>> START Data records

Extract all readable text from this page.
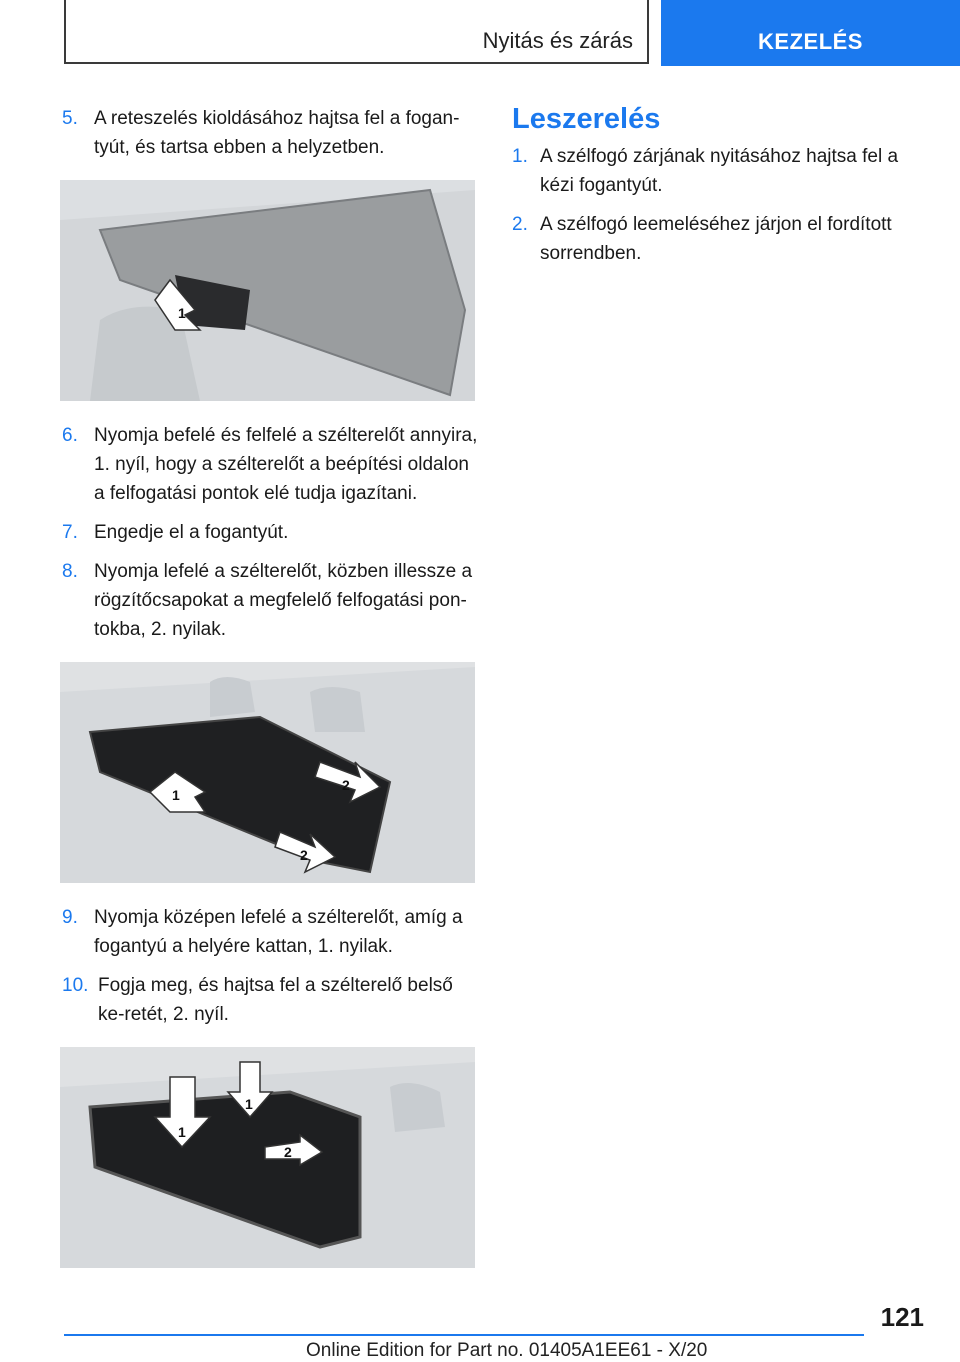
Nyitás és zárás	KEZELÉS
5. A reteszelés kioldásához hajtsa fel a fogan-tyút, és tartsa ebben a helyzetben.
1
6. Nyomja befelé és felfelé a szélterelőt annyira, 1. nyíl, hogy a szélterelőt a beépítési oldalon a felfogatási pontok elé tudja igazítani.
7. Engedje el a fogantyút.
8. Nyomja lefelé a szélterelőt, közben illessze a rögzítőcsapokat a megfelelő felfogatási pon-tokba, 2. nyilak.
1
2
2
9. Nyomja középen lefelé a szélterelőt, amíg a fogantyú a helyére kattan, 1. nyilak.
10. Fogja meg, és hajtsa fel a szélterelő belső ke-retét, 2. nyíl.
1
1
2
Leszerelés
1. A szélfogó zárjának nyitásához hajtsa fel a kézi fogantyút.
2. A szélfogó leemeléséhez járjon el fordított sorrendben.
121
Online Edition for Part no. 01405A1EE61 - X/20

>> END Data records

● Exercise directions: Omit every picture, and otherwise quote the entries exactly.

● Answer to this task:
Extract all readable text from this page.
Nyitás és zárás	KEZELÉS
5. A reteszelés kioldásához hajtsa fel a fogan-tyút, és tartsa ebben a helyzetben.
1
6. Nyomja befelé és felfelé a szélterelőt annyira, 1. nyíl, hogy a szélterelőt a beépítési oldalon a felfogatási pontok elé tudja igazítani.
7. Engedje el a fogantyút.
8. Nyomja lefelé a szélterelőt, közben illessze a rögzítőcsapokat a megfelelő felfogatási pon-tokba, 2. nyilak.
1
2
2
9. Nyomja középen lefelé a szélterelőt, amíg a fogantyú a helyére kattan, 1. nyilak.
10. Fogja meg, és hajtsa fel a szélterelő belső ke-retét, 2. nyíl.
1
1
2
Leszerelés
1. A szélfogó zárjának nyitásához hajtsa fel a kézi fogantyút.
2. A szélfogó leemeléséhez járjon el fordított sorrendben.
121
Online Edition for Part no. 01405A1EE61 - X/20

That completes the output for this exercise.